---- Records supplied
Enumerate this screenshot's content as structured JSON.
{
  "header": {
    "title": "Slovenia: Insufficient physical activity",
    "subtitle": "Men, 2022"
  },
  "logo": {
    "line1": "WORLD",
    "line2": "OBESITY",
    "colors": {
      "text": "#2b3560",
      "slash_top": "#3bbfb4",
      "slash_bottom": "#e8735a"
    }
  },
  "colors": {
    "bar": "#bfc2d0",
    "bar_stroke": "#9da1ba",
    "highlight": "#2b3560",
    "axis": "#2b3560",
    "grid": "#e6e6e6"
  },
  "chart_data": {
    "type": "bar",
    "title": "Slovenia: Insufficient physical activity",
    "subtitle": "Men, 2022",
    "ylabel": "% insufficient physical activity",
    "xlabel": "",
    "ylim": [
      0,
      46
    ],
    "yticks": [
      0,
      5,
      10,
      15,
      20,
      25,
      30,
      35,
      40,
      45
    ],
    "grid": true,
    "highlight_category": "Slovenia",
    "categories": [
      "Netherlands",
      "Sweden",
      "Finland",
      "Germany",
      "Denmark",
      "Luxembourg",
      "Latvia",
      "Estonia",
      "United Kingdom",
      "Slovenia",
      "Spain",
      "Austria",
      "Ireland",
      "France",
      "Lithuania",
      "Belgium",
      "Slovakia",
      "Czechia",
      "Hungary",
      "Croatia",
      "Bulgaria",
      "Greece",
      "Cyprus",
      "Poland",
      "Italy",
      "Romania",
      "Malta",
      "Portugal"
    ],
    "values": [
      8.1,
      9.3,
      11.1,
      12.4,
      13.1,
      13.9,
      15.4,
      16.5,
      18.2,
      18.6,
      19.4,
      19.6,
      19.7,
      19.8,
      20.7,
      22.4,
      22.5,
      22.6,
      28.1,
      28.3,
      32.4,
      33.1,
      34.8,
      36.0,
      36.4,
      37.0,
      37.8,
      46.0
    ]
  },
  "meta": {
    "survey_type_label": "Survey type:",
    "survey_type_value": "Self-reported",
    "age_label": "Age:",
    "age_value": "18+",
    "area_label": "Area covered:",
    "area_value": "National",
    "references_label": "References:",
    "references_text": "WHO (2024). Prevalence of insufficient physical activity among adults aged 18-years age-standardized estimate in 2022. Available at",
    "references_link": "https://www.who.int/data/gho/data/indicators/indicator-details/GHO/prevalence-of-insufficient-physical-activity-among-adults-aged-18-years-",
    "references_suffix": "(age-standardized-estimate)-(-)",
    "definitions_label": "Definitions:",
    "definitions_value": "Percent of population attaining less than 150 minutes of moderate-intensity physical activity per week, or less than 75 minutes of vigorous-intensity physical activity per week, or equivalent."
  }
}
--------
What you are asked to do:
Would you restate each of the entries word for word?

Answer to the problem:
Enumerate this screenshot's content as structured JSON.
{
  "header": {
    "title": "Slovenia: Insufficient physical activity",
    "subtitle": "Men, 2022"
  },
  "logo": {
    "line1": "WORLD",
    "line2": "OBESITY",
    "colors": {
      "text": "#2b3560",
      "slash_top": "#3bbfb4",
      "slash_bottom": "#e8735a"
    }
  },
  "colors": {
    "bar": "#bfc2d0",
    "bar_stroke": "#9da1ba",
    "highlight": "#2b3560",
    "axis": "#2b3560",
    "grid": "#e6e6e6"
  },
  "chart_data": {
    "type": "bar",
    "title": "Slovenia: Insufficient physical activity",
    "subtitle": "Men, 2022",
    "ylabel": "% insufficient physical activity",
    "xlabel": "",
    "ylim": [
      0,
      46
    ],
    "yticks": [
      0,
      5,
      10,
      15,
      20,
      25,
      30,
      35,
      40,
      45
    ],
    "grid": true,
    "highlight_category": "Slovenia",
    "categories": [
      "Netherlands",
      "Sweden",
      "Finland",
      "Germany",
      "Denmark",
      "Luxembourg",
      "Latvia",
      "Estonia",
      "United Kingdom",
      "Slovenia",
      "Spain",
      "Austria",
      "Ireland",
      "France",
      "Lithuania",
      "Belgium",
      "Slovakia",
      "Czechia",
      "Hungary",
      "Croatia",
      "Bulgaria",
      "Greece",
      "Cyprus",
      "Poland",
      "Italy",
      "Romania",
      "Malta",
      "Portugal"
    ],
    "values": [
      8.1,
      9.3,
      11.1,
      12.4,
      13.1,
      13.9,
      15.4,
      16.5,
      18.2,
      18.6,
      19.4,
      19.6,
      19.7,
      19.8,
      20.7,
      22.4,
      22.5,
      22.6,
      28.1,
      28.3,
      32.4,
      33.1,
      34.8,
      36.0,
      36.4,
      37.0,
      37.8,
      46.0
    ]
  },
  "meta": {
    "survey_type_label": "Survey type:",
    "survey_type_value": "Self-reported",
    "age_label": "Age:",
    "age_value": "18+",
    "area_label": "Area covered:",
    "area_value": "National",
    "references_label": "References:",
    "references_text": "WHO (2024). Prevalence of insufficient physical activity among adults aged 18-years age-standardized estimate in 2022. Available at",
    "references_link": "https://www.who.int/data/gho/data/indicators/indicator-details/GHO/prevalence-of-insufficient-physical-activity-among-adults-aged-18-years-",
    "references_suffix": "(age-standardized-estimate)-(-)",
    "definitions_label": "Definitions:",
    "definitions_value": "Percent of population attaining less than 150 minutes of moderate-intensity physical activity per week, or less than 75 minutes of vigorous-intensity physical activity per week, or equivalent."
  }
}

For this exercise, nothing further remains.